— Begin MATERIAL SUPPLIED —

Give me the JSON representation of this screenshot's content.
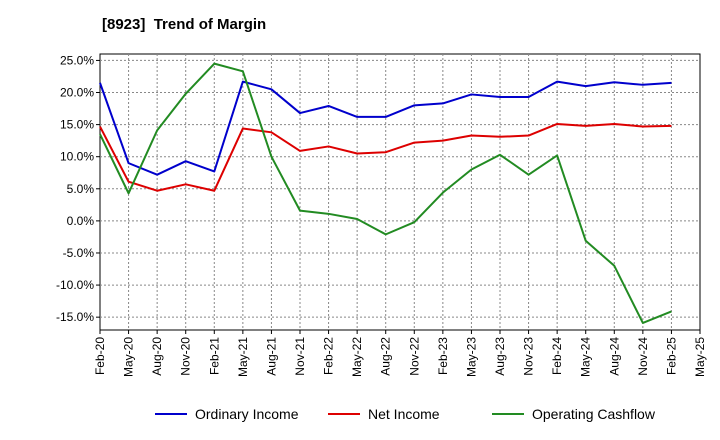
{
  "chart_data": {
    "type": "line",
    "title": "[8923]  Trend of Margin",
    "xlabel": "",
    "ylabel": "",
    "x": [
      "Feb-20",
      "May-20",
      "Aug-20",
      "Nov-20",
      "Feb-21",
      "May-21",
      "Aug-21",
      "Nov-21",
      "Feb-22",
      "May-22",
      "Aug-22",
      "Nov-22",
      "Feb-23",
      "May-23",
      "Aug-23",
      "Nov-23",
      "Feb-24",
      "May-24",
      "Aug-24",
      "Nov-24",
      "Feb-25",
      "May-25"
    ],
    "y_ticks": [
      "25.0%",
      "20.0%",
      "15.0%",
      "10.0%",
      "5.0%",
      "0.0%",
      "-5.0%",
      "-10.0%",
      "-15.0%"
    ],
    "ylim": [
      -17,
      26
    ],
    "grid": true,
    "legend_position": "bottom",
    "series": [
      {
        "name": "Ordinary Income",
        "color": "#0000cc",
        "values": [
          21.5,
          9.0,
          7.2,
          9.3,
          7.7,
          21.7,
          20.5,
          16.8,
          17.9,
          16.2,
          16.2,
          18.0,
          18.3,
          19.7,
          19.3,
          19.3,
          21.7,
          21.0,
          21.6,
          21.2,
          21.5,
          null
        ]
      },
      {
        "name": "Net Income",
        "color": "#dd0000",
        "values": [
          14.7,
          6.1,
          4.7,
          5.7,
          4.7,
          14.4,
          13.8,
          10.9,
          11.6,
          10.5,
          10.7,
          12.2,
          12.5,
          13.3,
          13.1,
          13.3,
          15.1,
          14.8,
          15.1,
          14.7,
          14.8,
          null
        ]
      },
      {
        "name": "Operating Cashflow",
        "color": "#228b22",
        "values": [
          13.5,
          4.3,
          14.1,
          19.8,
          24.5,
          23.3,
          10.0,
          1.6,
          1.1,
          0.3,
          -2.1,
          -0.2,
          4.4,
          8.0,
          10.3,
          7.2,
          10.2,
          -3.1,
          -7.0,
          -15.9,
          -14.1,
          null
        ]
      }
    ]
  }
}
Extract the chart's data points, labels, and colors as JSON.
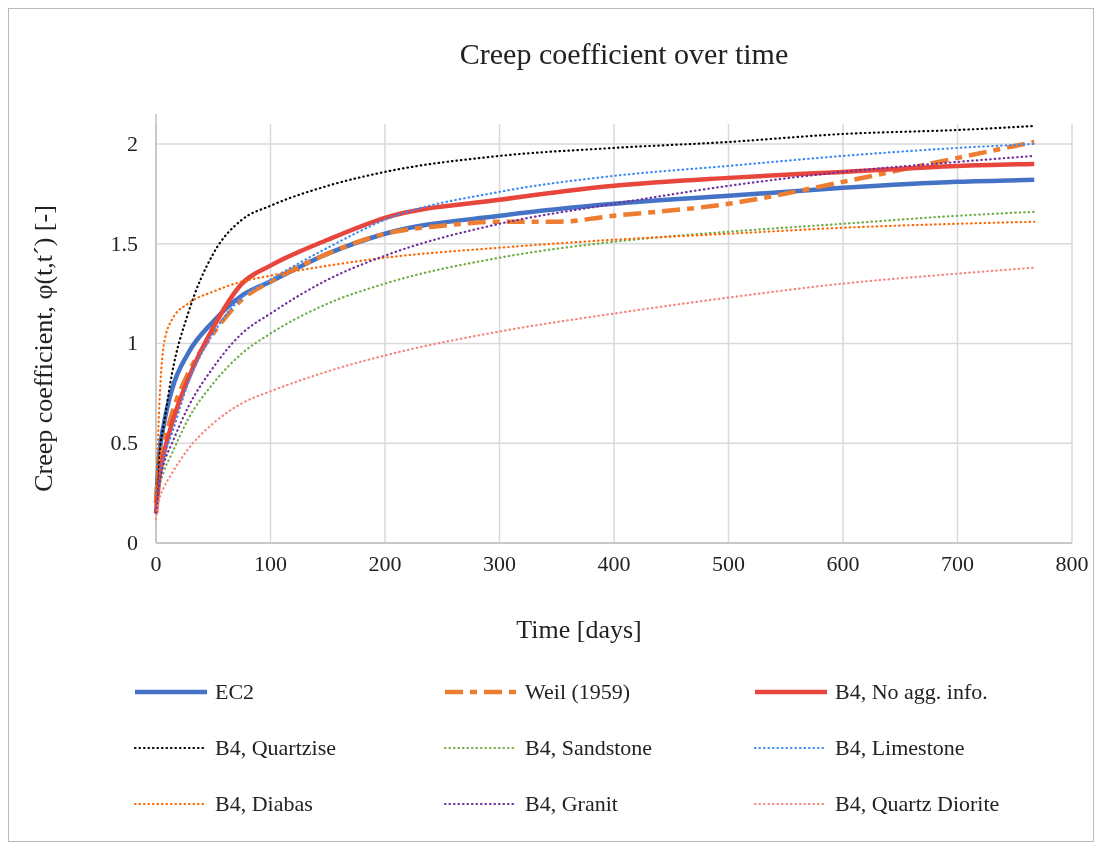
{
  "chart_data": {
    "type": "line",
    "title": "Creep coefficient over time",
    "xlabel": "Time [days]",
    "ylabel": "Creep coefficient, φ(t,t´) [-]",
    "x": [
      0,
      3,
      7,
      14,
      28,
      50,
      75,
      100,
      150,
      200,
      300,
      400,
      500,
      600,
      700,
      767
    ],
    "xlim": [
      0,
      800
    ],
    "xticks": [
      0,
      100,
      200,
      300,
      400,
      500,
      600,
      700,
      800
    ],
    "ylim": [
      0,
      2.1
    ],
    "yticks": [
      0,
      0.5,
      1,
      1.5,
      2
    ],
    "grid": true,
    "legend": "bottom",
    "series": [
      {
        "name": "EC2",
        "color": "#4472c4",
        "line_style": "solid",
        "values": [
          0.2,
          0.45,
          0.6,
          0.77,
          0.95,
          1.11,
          1.24,
          1.31,
          1.45,
          1.55,
          1.64,
          1.7,
          1.74,
          1.78,
          1.81,
          1.82
        ]
      },
      {
        "name": "Weil (1959)",
        "color": "#ed7d31",
        "line_style": "dashed",
        "x": [
          0,
          3,
          7,
          14,
          28,
          50,
          75,
          100,
          150,
          200,
          250,
          300,
          350,
          400,
          500,
          600,
          700,
          767
        ],
        "values": [
          0.2,
          0.38,
          0.5,
          0.65,
          0.85,
          1.05,
          1.22,
          1.31,
          1.45,
          1.55,
          1.59,
          1.61,
          1.61,
          1.64,
          1.7,
          1.81,
          1.93,
          2.01
        ]
      },
      {
        "name": "B4, No agg. info.",
        "color": "#e8453c",
        "line_style": "solid",
        "values": [
          0.15,
          0.33,
          0.45,
          0.6,
          0.82,
          1.08,
          1.3,
          1.39,
          1.52,
          1.63,
          1.72,
          1.79,
          1.83,
          1.86,
          1.89,
          1.9
        ]
      },
      {
        "name": "B4, Quartzise",
        "color": "#000000",
        "line_style": "dotted",
        "values": [
          0.2,
          0.45,
          0.6,
          0.85,
          1.15,
          1.45,
          1.62,
          1.69,
          1.79,
          1.86,
          1.94,
          1.98,
          2.01,
          2.05,
          2.07,
          2.09
        ]
      },
      {
        "name": "B4, Sandstone",
        "color": "#70ad47",
        "line_style": "dotted",
        "values": [
          0.15,
          0.28,
          0.36,
          0.45,
          0.62,
          0.8,
          0.95,
          1.05,
          1.2,
          1.3,
          1.43,
          1.51,
          1.56,
          1.6,
          1.64,
          1.66
        ]
      },
      {
        "name": "B4, Limestone",
        "color": "#3d8af7",
        "line_style": "dotted",
        "values": [
          0.15,
          0.32,
          0.43,
          0.55,
          0.8,
          1.05,
          1.23,
          1.32,
          1.48,
          1.62,
          1.76,
          1.84,
          1.89,
          1.94,
          1.98,
          2.0
        ]
      },
      {
        "name": "B4, Diabas",
        "color": "#ff6600",
        "line_style": "dotted",
        "values": [
          0.2,
          0.7,
          1.0,
          1.12,
          1.2,
          1.26,
          1.31,
          1.34,
          1.39,
          1.43,
          1.48,
          1.52,
          1.55,
          1.58,
          1.6,
          1.61
        ]
      },
      {
        "name": "B4, Granit",
        "color": "#7030a0",
        "line_style": "dotted",
        "values": [
          0.15,
          0.3,
          0.4,
          0.5,
          0.68,
          0.88,
          1.05,
          1.15,
          1.32,
          1.44,
          1.6,
          1.7,
          1.79,
          1.86,
          1.91,
          1.94
        ]
      },
      {
        "name": "B4, Quartz Diorite",
        "color": "#f4877e",
        "line_style": "dotted",
        "values": [
          0.12,
          0.22,
          0.28,
          0.35,
          0.47,
          0.6,
          0.7,
          0.76,
          0.86,
          0.94,
          1.06,
          1.15,
          1.23,
          1.3,
          1.35,
          1.38
        ]
      }
    ]
  }
}
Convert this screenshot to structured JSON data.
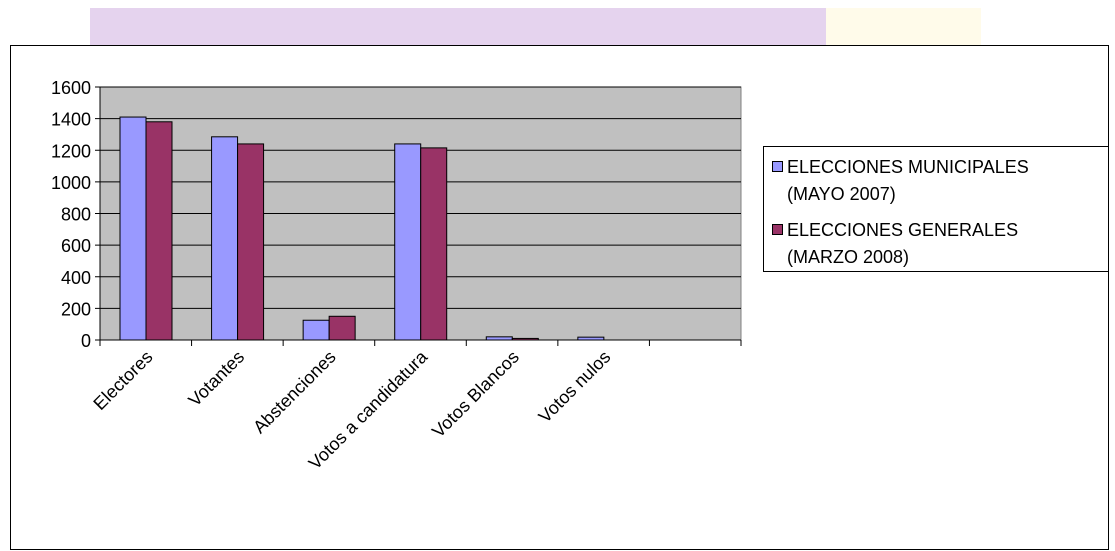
{
  "colors": {
    "plot_background": "#c0c0c0",
    "band_purple": "#e5d3ee",
    "band_cream": "#fffbea"
  },
  "chart_data": {
    "type": "bar",
    "title": "",
    "xlabel": "",
    "ylabel": "",
    "ylim": [
      0,
      1600
    ],
    "yticks": [
      "0",
      "200",
      "400",
      "600",
      "800",
      "1000",
      "1200",
      "1400",
      "1600"
    ],
    "categories": [
      "Electores",
      "Votantes",
      "Abstenciones",
      "Votos a candidatura",
      "Votos Blancos",
      "Votos nulos",
      ""
    ],
    "series": [
      {
        "name_lines": [
          "ELECCIONES MUNICIPALES",
          "(MAYO 2007)"
        ],
        "color": "#9999ff",
        "values": [
          1410,
          1285,
          125,
          1240,
          20,
          18,
          null
        ]
      },
      {
        "name_lines": [
          "ELECCIONES GENERALES",
          "(MARZO 2008)"
        ],
        "color": "#993366",
        "values": [
          1380,
          1240,
          150,
          1215,
          10,
          null,
          null
        ]
      }
    ],
    "grid": "horizontal",
    "legend_position": "right"
  }
}
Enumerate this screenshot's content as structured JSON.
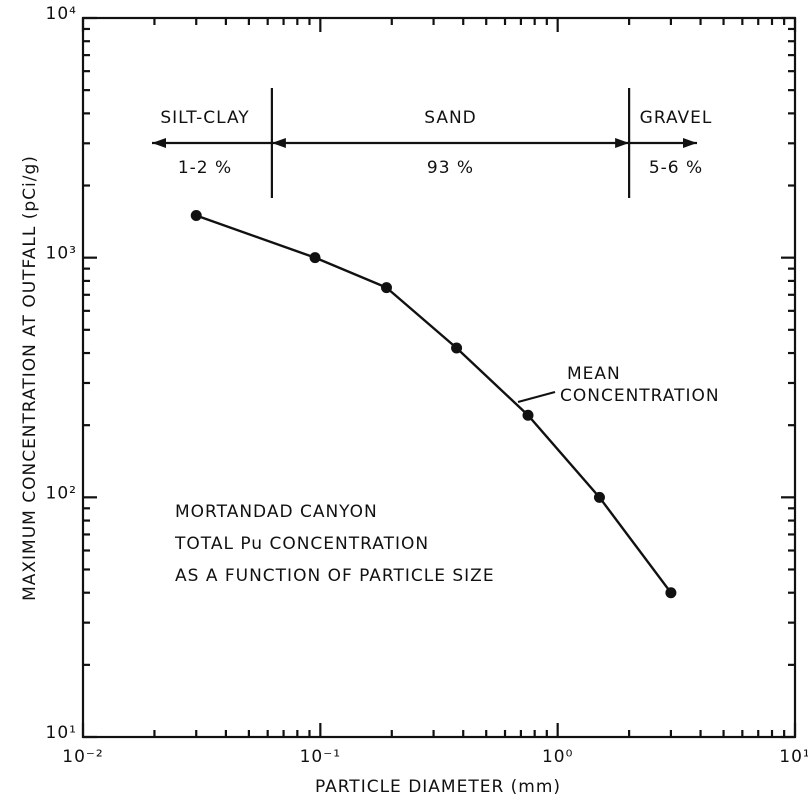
{
  "chart_data": {
    "type": "line",
    "x_label": "PARTICLE DIAMETER (mm)",
    "y_label": "MAXIMUM CONCENTRATION AT OUTFALL (pCi/g)",
    "xscale": "log",
    "yscale": "log",
    "xlim": [
      0.01,
      10
    ],
    "ylim": [
      10,
      10000
    ],
    "xticks": [
      {
        "value": 0.01,
        "label": "10⁻²"
      },
      {
        "value": 0.1,
        "label": "10⁻¹"
      },
      {
        "value": 1,
        "label": "10⁰"
      },
      {
        "value": 10,
        "label": "10¹"
      }
    ],
    "yticks": [
      {
        "value": 10,
        "label": "10¹"
      },
      {
        "value": 100,
        "label": "10²"
      },
      {
        "value": 1000,
        "label": "10³"
      },
      {
        "value": 10000,
        "label": "10⁴"
      }
    ],
    "series": [
      {
        "color": "#111111",
        "x": [
          0.03,
          0.095,
          0.19,
          0.375,
          0.75,
          1.5,
          3
        ],
        "values": [
          1500,
          1000,
          750,
          420,
          220,
          100,
          40
        ]
      }
    ],
    "series_annotation": [
      "MEAN",
      "CONCENTRATION"
    ],
    "region_boundaries": [
      0.0625,
      2
    ],
    "regions": [
      {
        "name": "SILT-CLAY",
        "share": "1-2 %"
      },
      {
        "name": "SAND",
        "share": "93 %"
      },
      {
        "name": "GRAVEL",
        "share": "5-6 %"
      }
    ],
    "note": [
      "MORTANDAD CANYON",
      "TOTAL Pu CONCENTRATION",
      "AS A FUNCTION OF PARTICLE SIZE"
    ]
  }
}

— End MATERIAL SUPPLIED —

INSTRUCTIONS FOR THE TASK: Check every line of the data, and copy the ones that contain "screenshot".

RESPONSE TO THIS TASK:
Give me the JSON representation of this screenshot's content.
Convert this screenshot to structured JSON data.
Enumerate this screenshot's content as structured JSON.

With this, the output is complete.